*Prompt*:
Using the data below, copy every line that contains the word "title".

[Extracted records]
-------

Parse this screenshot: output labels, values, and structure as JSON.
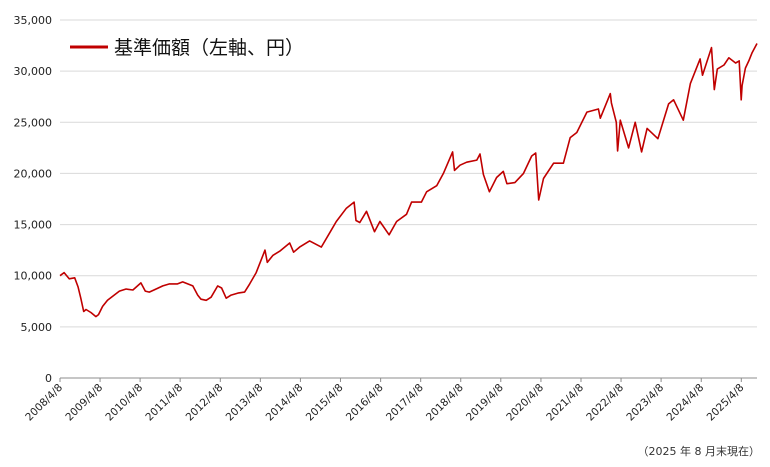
{
  "chart_data": {
    "type": "line",
    "legend": "基準価額（左軸、円）",
    "line_color": "#c00000",
    "legend_position": "top-left",
    "grid": "horizontal",
    "ylim": [
      0,
      35000
    ],
    "yticks": [
      {
        "value": 35000,
        "label": "35,000"
      },
      {
        "value": 30000,
        "label": "30,000"
      },
      {
        "value": 25000,
        "label": "25,000"
      },
      {
        "value": 20000,
        "label": "20,000"
      },
      {
        "value": 15000,
        "label": "15,000"
      },
      {
        "value": 10000,
        "label": "10,000"
      },
      {
        "value": 5000,
        "label": "5,000"
      },
      {
        "value": 0,
        "label": "0"
      }
    ],
    "xlim": [
      "2008-04-08",
      "2025-08-29"
    ],
    "xticks": [
      {
        "date": "2008-04-08",
        "label": "2008/4/8"
      },
      {
        "date": "2009-04-08",
        "label": "2009/4/8"
      },
      {
        "date": "2010-04-08",
        "label": "2010/4/8"
      },
      {
        "date": "2011-04-08",
        "label": "2011/4/8"
      },
      {
        "date": "2012-04-08",
        "label": "2012/4/8"
      },
      {
        "date": "2013-04-08",
        "label": "2013/4/8"
      },
      {
        "date": "2014-04-08",
        "label": "2014/4/8"
      },
      {
        "date": "2015-04-08",
        "label": "2015/4/8"
      },
      {
        "date": "2016-04-08",
        "label": "2016/4/8"
      },
      {
        "date": "2017-04-08",
        "label": "2017/4/8"
      },
      {
        "date": "2018-04-08",
        "label": "2018/4/8"
      },
      {
        "date": "2019-04-08",
        "label": "2019/4/8"
      },
      {
        "date": "2020-04-08",
        "label": "2020/4/8"
      },
      {
        "date": "2021-04-08",
        "label": "2021/4/8"
      },
      {
        "date": "2022-04-08",
        "label": "2022/4/8"
      },
      {
        "date": "2023-04-08",
        "label": "2023/4/8"
      },
      {
        "date": "2024-04-08",
        "label": "2024/4/8"
      },
      {
        "date": "2025-04-08",
        "label": "2025/4/8"
      }
    ],
    "series": [
      {
        "points": [
          [
            "2008-04-08",
            10000
          ],
          [
            "2008-05-15",
            10300
          ],
          [
            "2008-07-01",
            9700
          ],
          [
            "2008-08-20",
            9800
          ],
          [
            "2008-09-20",
            8900
          ],
          [
            "2008-10-15",
            7800
          ],
          [
            "2008-11-10",
            6500
          ],
          [
            "2008-12-01",
            6700
          ],
          [
            "2009-01-15",
            6400
          ],
          [
            "2009-03-01",
            6000
          ],
          [
            "2009-03-25",
            6200
          ],
          [
            "2009-05-01",
            7000
          ],
          [
            "2009-06-15",
            7600
          ],
          [
            "2009-08-01",
            8000
          ],
          [
            "2009-10-01",
            8500
          ],
          [
            "2009-12-01",
            8700
          ],
          [
            "2010-02-01",
            8600
          ],
          [
            "2010-04-15",
            9300
          ],
          [
            "2010-05-25",
            8500
          ],
          [
            "2010-07-01",
            8400
          ],
          [
            "2010-09-01",
            8700
          ],
          [
            "2010-11-01",
            9000
          ],
          [
            "2011-01-01",
            9200
          ],
          [
            "2011-03-15",
            9200
          ],
          [
            "2011-05-01",
            9400
          ],
          [
            "2011-08-01",
            9000
          ],
          [
            "2011-09-15",
            8100
          ],
          [
            "2011-10-15",
            7700
          ],
          [
            "2011-12-01",
            7600
          ],
          [
            "2012-01-15",
            7900
          ],
          [
            "2012-03-15",
            9000
          ],
          [
            "2012-04-20",
            8800
          ],
          [
            "2012-06-01",
            7800
          ],
          [
            "2012-07-15",
            8100
          ],
          [
            "2012-09-15",
            8300
          ],
          [
            "2012-11-15",
            8400
          ],
          [
            "2013-01-01",
            9200
          ],
          [
            "2013-03-01",
            10300
          ],
          [
            "2013-05-20",
            12500
          ],
          [
            "2013-06-10",
            11300
          ],
          [
            "2013-08-01",
            12000
          ],
          [
            "2013-10-01",
            12400
          ],
          [
            "2013-12-31",
            13200
          ],
          [
            "2014-02-05",
            12300
          ],
          [
            "2014-04-01",
            12800
          ],
          [
            "2014-07-01",
            13400
          ],
          [
            "2014-10-15",
            12800
          ],
          [
            "2014-12-31",
            14200
          ],
          [
            "2015-03-01",
            15300
          ],
          [
            "2015-06-01",
            16600
          ],
          [
            "2015-08-10",
            17200
          ],
          [
            "2015-08-28",
            15400
          ],
          [
            "2015-10-01",
            15200
          ],
          [
            "2015-12-01",
            16300
          ],
          [
            "2016-02-12",
            14300
          ],
          [
            "2016-04-01",
            15300
          ],
          [
            "2016-06-24",
            14000
          ],
          [
            "2016-09-01",
            15300
          ],
          [
            "2016-11-30",
            16000
          ],
          [
            "2017-01-15",
            17200
          ],
          [
            "2017-04-15",
            17200
          ],
          [
            "2017-06-01",
            18200
          ],
          [
            "2017-09-01",
            18800
          ],
          [
            "2017-11-01",
            20000
          ],
          [
            "2018-01-24",
            22100
          ],
          [
            "2018-02-10",
            20300
          ],
          [
            "2018-04-01",
            20800
          ],
          [
            "2018-06-01",
            21100
          ],
          [
            "2018-09-01",
            21300
          ],
          [
            "2018-10-01",
            21900
          ],
          [
            "2018-11-01",
            19900
          ],
          [
            "2018-12-25",
            18200
          ],
          [
            "2019-03-01",
            19600
          ],
          [
            "2019-05-01",
            20200
          ],
          [
            "2019-06-03",
            19000
          ],
          [
            "2019-08-15",
            19100
          ],
          [
            "2019-11-01",
            20000
          ],
          [
            "2020-01-15",
            21700
          ],
          [
            "2020-02-20",
            22000
          ],
          [
            "2020-03-19",
            17400
          ],
          [
            "2020-05-01",
            19500
          ],
          [
            "2020-08-01",
            21000
          ],
          [
            "2020-10-30",
            21000
          ],
          [
            "2020-12-31",
            23500
          ],
          [
            "2021-03-01",
            24000
          ],
          [
            "2021-06-01",
            26000
          ],
          [
            "2021-09-14",
            26300
          ],
          [
            "2021-10-01",
            25400
          ],
          [
            "2021-12-31",
            27800
          ],
          [
            "2022-01-10",
            26900
          ],
          [
            "2022-02-24",
            25000
          ],
          [
            "2022-03-08",
            22200
          ],
          [
            "2022-04-01",
            25200
          ],
          [
            "2022-06-16",
            22500
          ],
          [
            "2022-08-15",
            25000
          ],
          [
            "2022-10-12",
            22100
          ],
          [
            "2022-12-01",
            24400
          ],
          [
            "2023-03-10",
            23400
          ],
          [
            "2023-06-15",
            26800
          ],
          [
            "2023-07-31",
            27200
          ],
          [
            "2023-10-27",
            25200
          ],
          [
            "2023-12-31",
            28800
          ],
          [
            "2024-03-28",
            31200
          ],
          [
            "2024-04-19",
            29600
          ],
          [
            "2024-07-10",
            32300
          ],
          [
            "2024-08-05",
            28200
          ],
          [
            "2024-09-01",
            30200
          ],
          [
            "2024-11-01",
            30600
          ],
          [
            "2024-12-15",
            31300
          ],
          [
            "2025-02-15",
            30800
          ],
          [
            "2025-03-20",
            31000
          ],
          [
            "2025-04-07",
            27200
          ],
          [
            "2025-04-15",
            28600
          ],
          [
            "2025-05-15",
            30300
          ],
          [
            "2025-06-15",
            31000
          ],
          [
            "2025-07-15",
            31800
          ],
          [
            "2025-08-29",
            32700
          ]
        ]
      }
    ]
  },
  "note": "（2025 年 8 月末現在）"
}
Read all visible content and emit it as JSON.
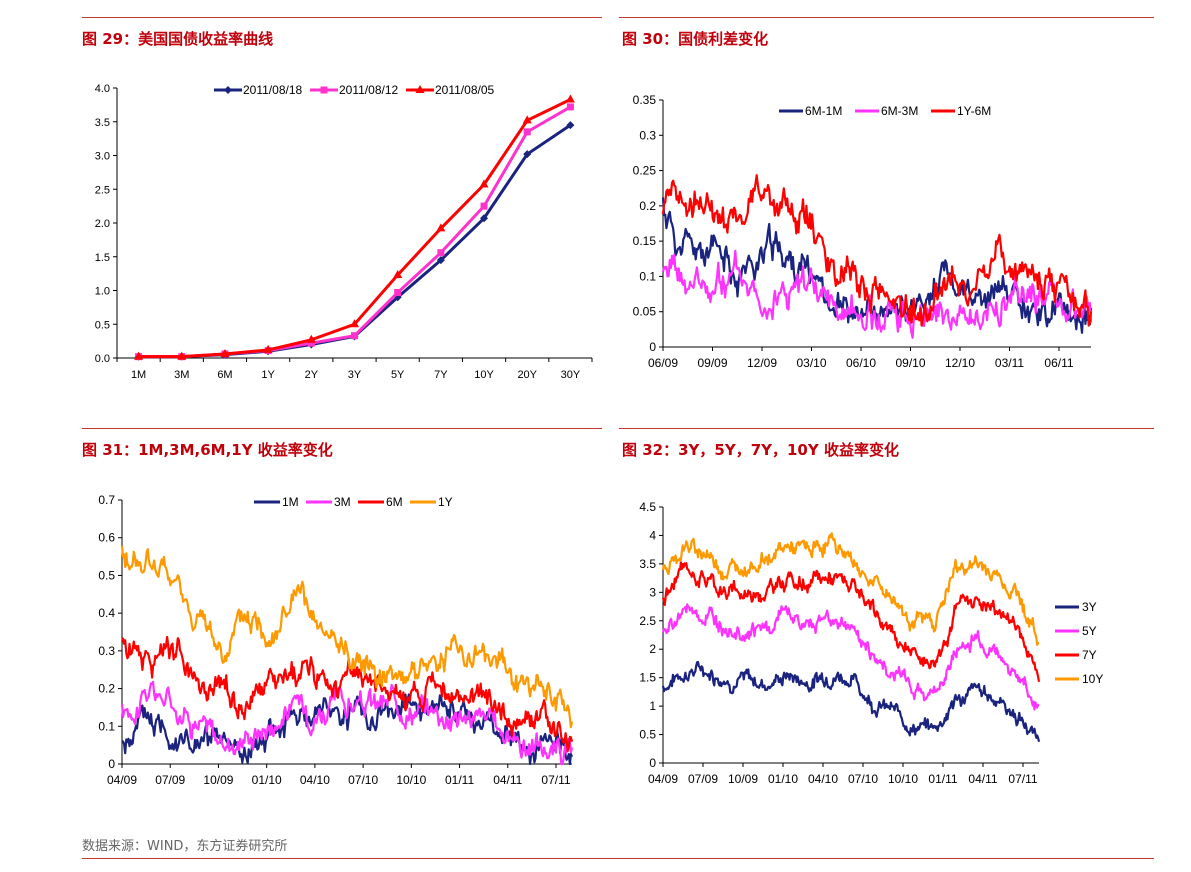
{
  "charts": [
    {
      "title": "图 29：美国国债收益率曲线",
      "chart_data": {
        "type": "line",
        "categories": [
          "1M",
          "3M",
          "6M",
          "1Y",
          "2Y",
          "3Y",
          "5Y",
          "7Y",
          "10Y",
          "20Y",
          "30Y"
        ],
        "ylim": [
          0,
          4.0
        ],
        "yticks": [
          "0.0",
          "0.5",
          "1.0",
          "1.5",
          "2.0",
          "2.5",
          "3.0",
          "3.5",
          "4.0"
        ],
        "legend": "top-center",
        "series": [
          {
            "name": "2011/08/18",
            "color": "#1a237e",
            "marker": "diamond",
            "values": [
              0.02,
              0.02,
              0.05,
              0.1,
              0.2,
              0.32,
              0.9,
              1.45,
              2.07,
              3.02,
              3.45
            ]
          },
          {
            "name": "2011/08/12",
            "color": "#ff33cc",
            "marker": "square",
            "values": [
              0.02,
              0.02,
              0.06,
              0.11,
              0.22,
              0.33,
              0.97,
              1.56,
              2.25,
              3.35,
              3.72
            ]
          },
          {
            "name": "2011/08/05",
            "color": "#ff0000",
            "marker": "triangle",
            "values": [
              0.02,
              0.02,
              0.06,
              0.12,
              0.27,
              0.5,
              1.23,
              1.92,
              2.57,
              3.52,
              3.83
            ]
          }
        ]
      }
    },
    {
      "title": "图 30：国债利差变化",
      "chart_data": {
        "type": "line",
        "xticks": [
          "06/09",
          "09/09",
          "12/09",
          "03/10",
          "06/10",
          "09/10",
          "12/10",
          "03/11",
          "06/11"
        ],
        "ylim": [
          0,
          0.35
        ],
        "yticks": [
          "0",
          "0.05",
          "0.1",
          "0.15",
          "0.2",
          "0.25",
          "0.3",
          "0.35"
        ],
        "legend": "top-center",
        "series": [
          {
            "name": "6M-1M",
            "color": "#1a237e",
            "seed": 11,
            "values": [
              0.2,
              0.14,
              0.13,
              0.12,
              0.11,
              0.12,
              0.14,
              0.12,
              0.1,
              0.08,
              0.05,
              0.04,
              0.03,
              0.05,
              0.06,
              0.1,
              0.08,
              0.05,
              0.07,
              0.08,
              0.06,
              0.05,
              0.05,
              0.04
            ]
          },
          {
            "name": "6M-3M",
            "color": "#ff33ff",
            "seed": 23,
            "values": [
              0.11,
              0.09,
              0.08,
              0.09,
              0.1,
              0.09,
              0.08,
              0.08,
              0.07,
              0.06,
              0.05,
              0.04,
              0.04,
              0.05,
              0.05,
              0.06,
              0.04,
              0.05,
              0.06,
              0.07,
              0.06,
              0.06,
              0.05,
              0.05
            ]
          },
          {
            "name": "1Y-6M",
            "color": "#ff0000",
            "seed": 37,
            "values": [
              0.18,
              0.19,
              0.2,
              0.2,
              0.18,
              0.23,
              0.2,
              0.18,
              0.17,
              0.13,
              0.1,
              0.08,
              0.07,
              0.06,
              0.05,
              0.09,
              0.1,
              0.09,
              0.12,
              0.11,
              0.1,
              0.09,
              0.08,
              0.05
            ]
          }
        ]
      }
    },
    {
      "title": "图 31：1M,3M,6M,1Y 收益率变化",
      "chart_data": {
        "type": "line",
        "xticks": [
          "04/09",
          "07/09",
          "10/09",
          "01/10",
          "04/10",
          "07/10",
          "10/10",
          "01/11",
          "04/11",
          "07/11"
        ],
        "ylim": [
          0,
          0.7
        ],
        "yticks": [
          "0",
          "0.1",
          "0.2",
          "0.3",
          "0.4",
          "0.5",
          "0.6",
          "0.7"
        ],
        "legend": "top-center",
        "series": [
          {
            "name": "1M",
            "color": "#1a237e",
            "seed": 5,
            "values": [
              0.05,
              0.12,
              0.1,
              0.04,
              0.04,
              0.02,
              0.08,
              0.12,
              0.15,
              0.15,
              0.14,
              0.15,
              0.14,
              0.14,
              0.12,
              0.09,
              0.06,
              0.03,
              0.02
            ]
          },
          {
            "name": "3M",
            "color": "#ff33ff",
            "seed": 17,
            "values": [
              0.13,
              0.19,
              0.17,
              0.12,
              0.05,
              0.08,
              0.11,
              0.16,
              0.15,
              0.16,
              0.15,
              0.16,
              0.15,
              0.14,
              0.12,
              0.1,
              0.06,
              0.04,
              0.02
            ]
          },
          {
            "name": "6M",
            "color": "#ff0000",
            "seed": 29,
            "values": [
              0.32,
              0.3,
              0.28,
              0.22,
              0.18,
              0.17,
              0.2,
              0.24,
              0.23,
              0.22,
              0.2,
              0.19,
              0.19,
              0.18,
              0.18,
              0.16,
              0.12,
              0.1,
              0.06
            ]
          },
          {
            "name": "1Y",
            "color": "#ff9900",
            "seed": 41,
            "values": [
              0.55,
              0.53,
              0.48,
              0.38,
              0.3,
              0.38,
              0.36,
              0.44,
              0.32,
              0.3,
              0.26,
              0.25,
              0.26,
              0.3,
              0.3,
              0.27,
              0.22,
              0.18,
              0.12
            ]
          }
        ]
      }
    },
    {
      "title": "图 32：3Y，5Y，7Y，10Y 收益率变化",
      "chart_data": {
        "type": "line",
        "xticks": [
          "04/09",
          "07/09",
          "10/09",
          "01/10",
          "04/10",
          "07/10",
          "10/10",
          "01/11",
          "04/11",
          "07/11"
        ],
        "ylim": [
          0,
          4.5
        ],
        "yticks": [
          "0",
          "0.5",
          "1",
          "1.5",
          "2",
          "2.5",
          "3",
          "3.5",
          "4",
          "4.5"
        ],
        "legend": "right",
        "series": [
          {
            "name": "3Y",
            "color": "#1a237e",
            "seed": 7,
            "values": [
              1.35,
              1.6,
              1.65,
              1.5,
              1.45,
              1.4,
              1.55,
              1.4,
              1.6,
              1.5,
              1.1,
              0.9,
              0.65,
              0.6,
              1.1,
              1.25,
              1.15,
              0.8,
              0.4
            ]
          },
          {
            "name": "5Y",
            "color": "#ff33ff",
            "seed": 19,
            "values": [
              2.2,
              2.7,
              2.6,
              2.4,
              2.4,
              2.35,
              2.6,
              2.4,
              2.6,
              2.4,
              1.9,
              1.6,
              1.3,
              1.2,
              1.9,
              2.2,
              1.9,
              1.6,
              0.95
            ]
          },
          {
            "name": "7Y",
            "color": "#ff0000",
            "seed": 31,
            "values": [
              2.9,
              3.4,
              3.3,
              3.0,
              3.0,
              3.05,
              3.25,
              3.1,
              3.3,
              3.1,
              2.6,
              2.3,
              1.9,
              1.8,
              2.7,
              2.9,
              2.7,
              2.4,
              1.5
            ]
          },
          {
            "name": "10Y",
            "color": "#ff9900",
            "seed": 43,
            "values": [
              3.3,
              3.8,
              3.7,
              3.4,
              3.5,
              3.6,
              3.8,
              3.7,
              3.9,
              3.6,
              3.2,
              2.9,
              2.5,
              2.5,
              3.4,
              3.5,
              3.3,
              3.0,
              2.1
            ]
          }
        ]
      }
    }
  ],
  "footer": "数据来源：WIND，东方证券研究所"
}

-------

*Answer to the exercise*:
      "title": "图 29：美国国债收益率曲线",
      "title": "图 30：国债利差变化",
      "title": "图 31：1M,3M,6M,1Y 收益率变化",
      "title": "图 32：3Y，5Y，7Y，10Y 收益率变化",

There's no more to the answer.